Select all lines holding the word "under" from the entries that follow.

────────────────────

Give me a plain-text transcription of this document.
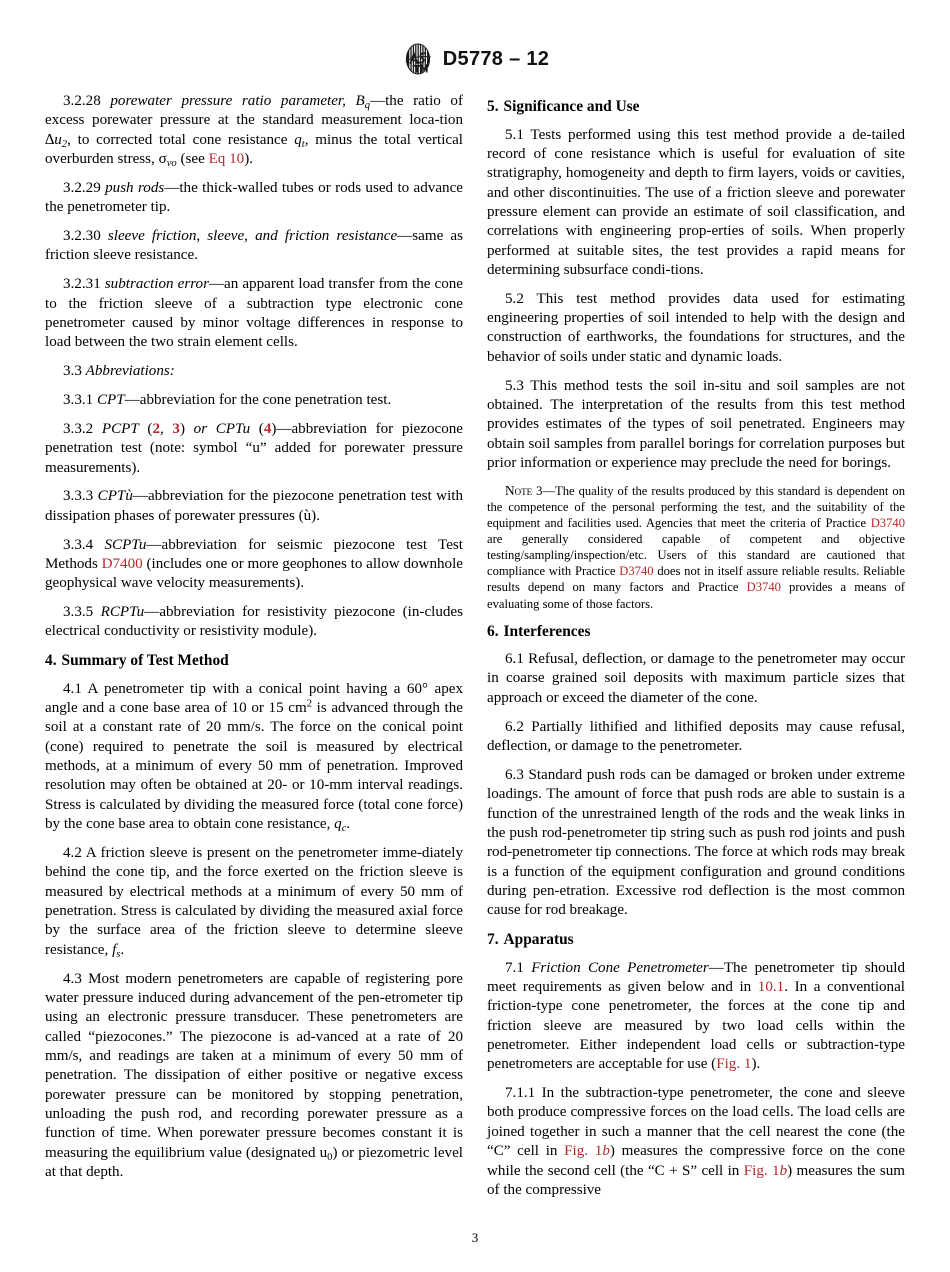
D5778 – 12

3.2.28 porewater pressure ratio parameter, $B_q—the$ ratio of excess porewater pressure at the standard measurement loca-tion $\Delta u_2$, to corrected total cone resistance $q_t$, minus the total vertical overburden stress, $\sigma_{vo}$ (see Eq 10).

3.2.29 push rods—the thick-walled tubes or rods used to advance the penetrometer tip.

3.2.30 sleeve friction, sleeve, and friction resistance—same as friction sleeve resistance.

3.2.31 subtraction error—an apparent load transfer from the cone to the friction sleeve of a subtraction type electronic cone penetrometer caused by minor voltage differences in response to load between the two strain element cells.

3.3 Abbreviations:

3.3.1 CPT—abbreviation for the cone penetration test.

3.3.2 PCPT (2, 3) or CPTu (4)—abbreviation for piezocone penetration test (note: symbol “u” added for porewater pressure measurements).

3.3.3 CPTù—abbreviation for the piezocone penetration test with dissipation phases of porewater pressures (ù).

3.3.4 SCPTu—abbreviation for seismic piezocone test Test Methods D7400 (includes one or more geophones to allow downhole geophysical wave velocity measurements).

3.3.5 RCPTu—abbreviation for resistivity piezocone (in-cludes electrical conductivity or resistivity module).

4. Summary of Test Method

4.1 A penetrometer tip with a conical point having a 60° apex angle and a cone base area of 10 or 15 $cm^2$ is advanced through the soil at a constant rate of 20 mm/s. The force on the conical point (cone) required to penetrate the soil is measured by electrical methods, at a minimum of every 50 mm of penetration. Improved resolution may often be obtained at 20- or 10-mm interval readings. Stress is calculated by dividing the measured force (total cone force) by the cone base area to obtain cone resistance, $q_c$.

4.2 A friction sleeve is present on the penetrometer imme-diately behind the cone tip, and the force exerted on the friction sleeve is measured by electrical methods at a minimum of every 50 mm of penetration. Stress is calculated by dividing the measured axial force by the surface area of the friction sleeve to determine sleeve resistance, $f_s$.

4.3 Most modern penetrometers are capable of registering pore water pressure induced during advancement of the pen-etrometer tip using an electronic pressure transducer. These penetrometers are called “piezocones.” The piezocone is ad-vanced at a rate of 20 mm/s, and readings are taken at a minimum of every 50 mm of penetration. The dissipation of either positive or negative excess porewater pressure can be monitored by stopping penetration, unloading the push rod, and recording porewater pressure as a function of time. When porewater pressure becomes constant it is measuring the equilibrium value (designated $u_0$) or piezometric level at that depth.

5. Significance and Use

5.1 Tests performed using this test method provide a de-tailed record of cone resistance which is useful for evaluation of site stratigraphy, homogeneity and depth to firm layers, voids or cavities, and other discontinuities. The use of a friction sleeve and porewater pressure element can provide an estimate of soil classification, and correlations with engineering prop-erties of soils. When properly performed at suitable sites, the test provides a rapid means for determining subsurface condi-tions.

5.2 This test method provides data used for estimating engineering properties of soil intended to help with the design and construction of earthworks, the foundations for structures, and the behavior of soils under static and dynamic loads.

5.3 This method tests the soil in-situ and soil samples are not obtained. The interpretation of the results from this test method provides estimates of the types of soil penetrated. Engineers may obtain soil samples from parallel borings for correlation purposes but prior information or experience may preclude the need for borings.

Note 3—The quality of the results produced by this standard is dependent on the competence of the personal performing the test, and the suitability of the equipment and facilities used. Agencies that meet the criteria of Practice D3740 are generally considered capable of competent and objective testing/sampling/inspection/etc. Users of this standard are cautioned that compliance with Practice D3740 does not in itself assure reliable results. Reliable results depend on many factors and Practice D3740 provides a means of evaluating some of those factors.

6. Interferences

6.1 Refusal, deflection, or damage to the penetrometer may occur in coarse grained soil deposits with maximum particle sizes that approach or exceed the diameter of the cone.

6.2 Partially lithified and lithified deposits may cause refusal, deflection, or damage to the penetrometer.

6.3 Standard push rods can be damaged or broken under extreme loadings. The amount of force that push rods are able to sustain is a function of the unrestrained length of the rods and the weak links in the push rod-penetrometer tip string such as push rod joints and push rod-penetrometer tip connections. The force at which rods may break is a function of the equipment configuration and ground conditions during pen-etration. Excessive rod deflection is the most common cause for rod breakage.

7. Apparatus

7.1 Friction Cone Penetrometer—The penetrometer tip should meet requirements as given below and in 10.1. In a conventional friction-type cone penetrometer, the forces at the cone tip and friction sleeve are measured by two load cells within the penetrometer. Either independent load cells or subtraction-type penetrometers are acceptable for use (Fig. 1).

7.1.1 In the subtraction-type penetrometer, the cone and sleeve both produce compressive forces on the load cells. The load cells are joined together in such a manner that the cell nearest the cone (the “C” cell in Fig. 1b) measures the compressive force on the cone while the second cell (the “C + S” cell in Fig. 1b) measures the sum of the compressive

3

────────────────────

EXERCISE RESPONSE:
5.2 This test method provides data used for estimating engineering properties of soil intended to help with the design and construction of earthworks, the foundations for structures, and the behavior of soils under static and dynamic loads.
6.3 Standard push rods can be damaged or broken under extreme loadings. The amount of force that push rods are able to sustain is a function of the unrestrained length of the rods and the weak links in the push rod-penetrometer tip string such as push rod joints and push rod-penetrometer tip connections. The force at which rods may break is a function of the equipment configuration and ground conditions during pen-etration. Excessive rod deflection is the most common cause for rod breakage.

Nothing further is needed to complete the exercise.